● **TEXT SECTION**

--- START ---

Eswatini has made strides in tackling sexual and gender-based violence, but much still needs to be done to ensure the law is applied and that perpetrators —particularly those in powerful positions — are held accountable, a local activist says.
Nonhlanhla Dlamini, the director of the Swaziland Action Group Against Abuse (Swagaa), says much of the activism against sexual and gender-based violence in the kingdom is largely carried out by nongovernmental organisations — although two decades of advocacy yielded the progressive Sexual Offence and Domestic Violence (SODV) Act (SODV) in 2018.
Dlamini joined the action group in 1998 after someone close to her was raped.
Eswatini, like many other Southern African countries, has staggering rates of sexual and gender-based violence. One in three girls will have experienced some form of sexual abuse by the age of 18, according to the action group. A further 48% of women report having experienced some form of sexual violence during their lives.
Still, Eswatini has come a long way, Dlamini says, reflecting on the early days of her activism.
“Police officers had lots of attitude,” she said. “We would advocate for survivors and request that the police provide privacy but they didn’t see why [survivors] wouldn’t report over the counter.”

--- END ---

● **SET PROBLEM A**
Quote the article on gender-based violence in Eswatini word for word, from "Eswatini has made" up to and including "(SODV) in 2018.".
The records below do not come from the same source as the article on Eswatini.

● **RECORDS TO USE**
--- START ---

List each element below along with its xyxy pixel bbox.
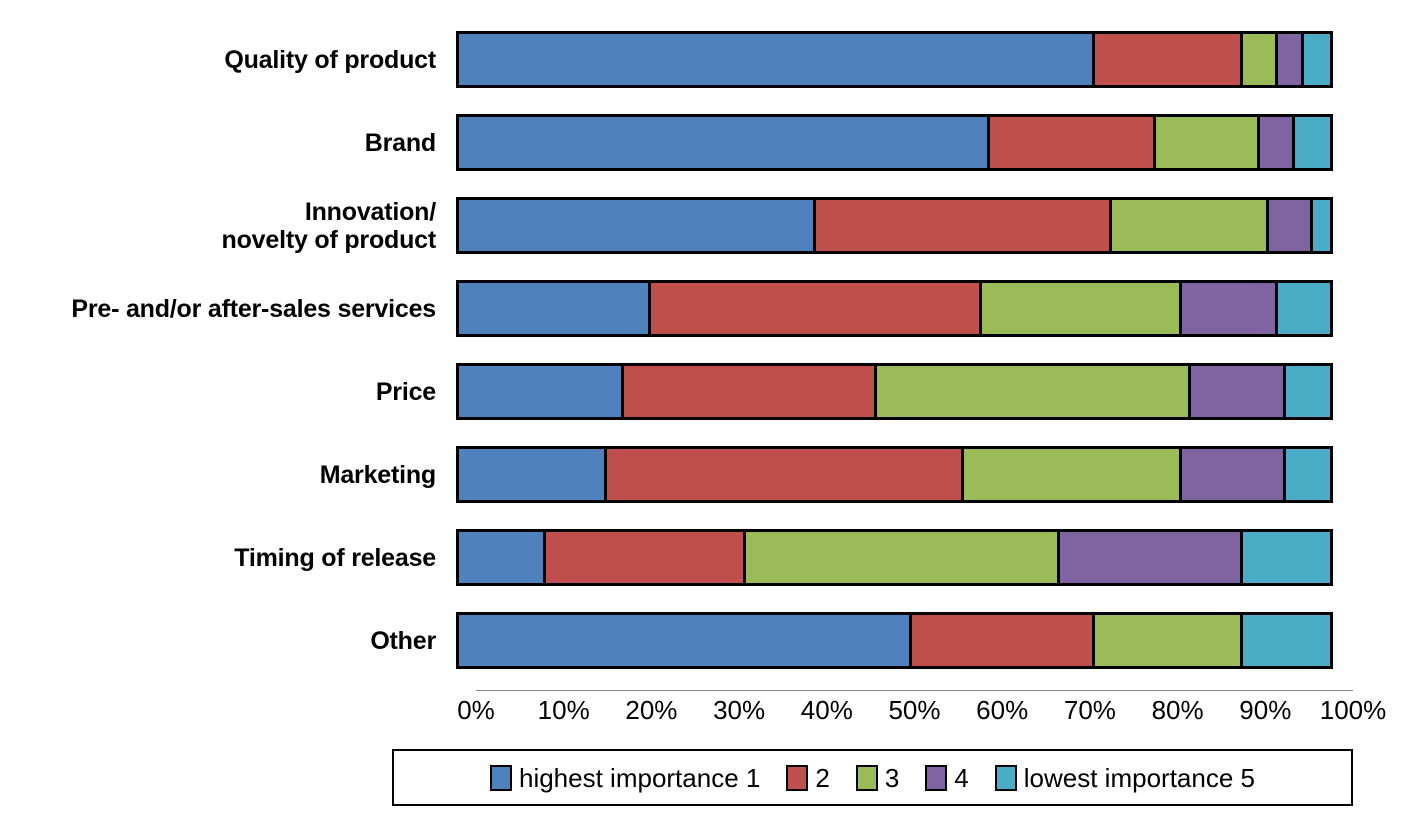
bar-row: Innovation/ novelty of product bbox=[0, 184, 1407, 267]
bar-segment bbox=[459, 366, 624, 417]
bar-segment bbox=[1304, 34, 1330, 85]
x-axis-tick-label: 60% bbox=[976, 694, 1028, 726]
category-label: Quality of product bbox=[0, 46, 456, 74]
bar-segment bbox=[1278, 283, 1330, 334]
bar-segment bbox=[877, 366, 1191, 417]
x-axis-tick-label: 100% bbox=[1320, 694, 1387, 726]
bar-segment bbox=[1260, 117, 1295, 168]
legend-item[interactable]: lowest importance 5 bbox=[995, 763, 1255, 793]
bar-segment bbox=[1313, 200, 1330, 251]
category-label: Timing of release bbox=[0, 544, 456, 572]
bar-segment bbox=[1182, 283, 1278, 334]
bar-segment bbox=[1243, 34, 1278, 85]
bar-rows: Quality of productBrandInnovation/ novel… bbox=[0, 18, 1407, 682]
bar-segment bbox=[964, 449, 1182, 500]
bar-segment bbox=[1243, 532, 1330, 583]
bar-track bbox=[456, 280, 1333, 337]
category-label: Innovation/ novelty of product bbox=[0, 198, 456, 254]
x-axis-tick-label: 0% bbox=[457, 694, 495, 726]
category-label: Other bbox=[0, 627, 456, 655]
legend-item[interactable]: 3 bbox=[856, 763, 899, 793]
bar-track bbox=[456, 612, 1333, 669]
category-label: Brand bbox=[0, 129, 456, 157]
bar-segment bbox=[1156, 117, 1261, 168]
x-axis-tick-label: 50% bbox=[888, 694, 940, 726]
bar-segment bbox=[459, 117, 990, 168]
bar-segment bbox=[816, 200, 1112, 251]
plot-area: Quality of productBrandInnovation/ novel… bbox=[0, 0, 1407, 690]
legend-swatch-icon bbox=[786, 765, 808, 791]
bar-track bbox=[456, 529, 1333, 586]
category-label: Pre- and/or after-sales services bbox=[0, 295, 456, 323]
bar-track bbox=[456, 363, 1333, 420]
bar-row: Brand bbox=[0, 101, 1407, 184]
bar-segment bbox=[459, 532, 546, 583]
bar-segment bbox=[1243, 615, 1330, 666]
x-axis-tick-label: 70% bbox=[1064, 694, 1116, 726]
legend-swatch-icon bbox=[925, 765, 947, 791]
x-axis-tick-label: 90% bbox=[1239, 694, 1291, 726]
x-axis-tick-label: 30% bbox=[713, 694, 765, 726]
bar-track bbox=[456, 197, 1333, 254]
legend-swatch-icon bbox=[490, 765, 512, 791]
bar-segment bbox=[982, 283, 1182, 334]
legend-item[interactable]: highest importance 1 bbox=[490, 763, 760, 793]
legend-item[interactable]: 2 bbox=[786, 763, 829, 793]
bar-segment bbox=[746, 532, 1060, 583]
bar-segment bbox=[459, 615, 912, 666]
category-label: Marketing bbox=[0, 461, 456, 489]
bar-segment bbox=[651, 283, 982, 334]
x-axis: 0%10%20%30%40%50%60%70%80%90%100% bbox=[476, 690, 1353, 738]
bar-segment bbox=[459, 34, 1095, 85]
bar-track bbox=[456, 114, 1333, 171]
bar-segment bbox=[1269, 200, 1313, 251]
bar-segment bbox=[459, 200, 816, 251]
x-axis-line bbox=[476, 690, 1353, 691]
bar-segment bbox=[912, 615, 1095, 666]
bar-segment bbox=[1191, 366, 1287, 417]
chart-legend: highest importance 1234lowest importance… bbox=[392, 749, 1353, 806]
bar-segment bbox=[1095, 615, 1243, 666]
bar-segment bbox=[1278, 34, 1304, 85]
bar-segment bbox=[459, 449, 607, 500]
bar-track bbox=[456, 31, 1333, 88]
x-axis-tick-label: 10% bbox=[538, 694, 590, 726]
bar-segment bbox=[607, 449, 964, 500]
x-axis-tick-label: 80% bbox=[1152, 694, 1204, 726]
bar-segment bbox=[624, 366, 877, 417]
legend-label: highest importance 1 bbox=[519, 763, 760, 793]
legend-item[interactable]: 4 bbox=[925, 763, 968, 793]
legend-label: 4 bbox=[954, 763, 968, 793]
legend-label: 2 bbox=[815, 763, 829, 793]
legend-label: lowest importance 5 bbox=[1024, 763, 1255, 793]
stacked-bar-chart: Quality of productBrandInnovation/ novel… bbox=[0, 0, 1407, 821]
bar-row: Timing of release bbox=[0, 516, 1407, 599]
bar-segment bbox=[1060, 532, 1243, 583]
bar-segment bbox=[1182, 449, 1287, 500]
bar-row: Price bbox=[0, 350, 1407, 433]
bar-segment bbox=[1095, 34, 1243, 85]
x-axis-tick-labels: 0%10%20%30%40%50%60%70%80%90%100% bbox=[476, 694, 1353, 734]
x-axis-tick-label: 40% bbox=[801, 694, 853, 726]
bar-segment bbox=[459, 283, 651, 334]
bar-row: Marketing bbox=[0, 433, 1407, 516]
bar-segment bbox=[1286, 366, 1330, 417]
x-axis-tick-label: 20% bbox=[625, 694, 677, 726]
bar-segment bbox=[1295, 117, 1330, 168]
category-label: Price bbox=[0, 378, 456, 406]
bar-row: Pre- and/or after-sales services bbox=[0, 267, 1407, 350]
bar-segment bbox=[546, 532, 746, 583]
bar-row: Quality of product bbox=[0, 18, 1407, 101]
bar-row: Other bbox=[0, 599, 1407, 682]
bar-segment bbox=[990, 117, 1155, 168]
legend-swatch-icon bbox=[995, 765, 1017, 791]
bar-segment bbox=[1112, 200, 1269, 251]
bar-segment bbox=[1286, 449, 1330, 500]
legend-label: 3 bbox=[885, 763, 899, 793]
legend-swatch-icon bbox=[856, 765, 878, 791]
bar-track bbox=[456, 446, 1333, 503]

--- END ---

● **SET PROBLEM B**
Print the records from the line with "bar-row: Innovation/ novelty" up to and including the line with "bar-segment bbox=[877, 366, 1191, 417]", and nothing else.

● **FINAL RESULT A**
Eswatini has made strides in tackling sexual and gender-based violence, but much still needs to be done to ensure the law is applied and that perpetrators —particularly those in powerful positions — are held accountable, a local activist says.
Nonhlanhla Dlamini, the director of the Swaziland Action Group Against Abuse (Swagaa), says much of the activism against sexual and gender-based violence in the kingdom is largely carried out by nongovernmental organisations — although two decades of advocacy yielded the progressive Sexual Offence and Domestic Violence (SODV) Act (SODV) in 2018.

● **FINAL RESULT B**
bar-row: Innovation/ novelty of product bbox=[0, 184, 1407, 267]
bar-segment bbox=[459, 366, 624, 417]
bar-segment bbox=[1304, 34, 1330, 85]
x-axis-tick-label: 60% bbox=[976, 694, 1028, 726]
category-label: Quality of product bbox=[0, 46, 456, 74]
bar-segment bbox=[1278, 283, 1330, 334]
bar-segment bbox=[877, 366, 1191, 417]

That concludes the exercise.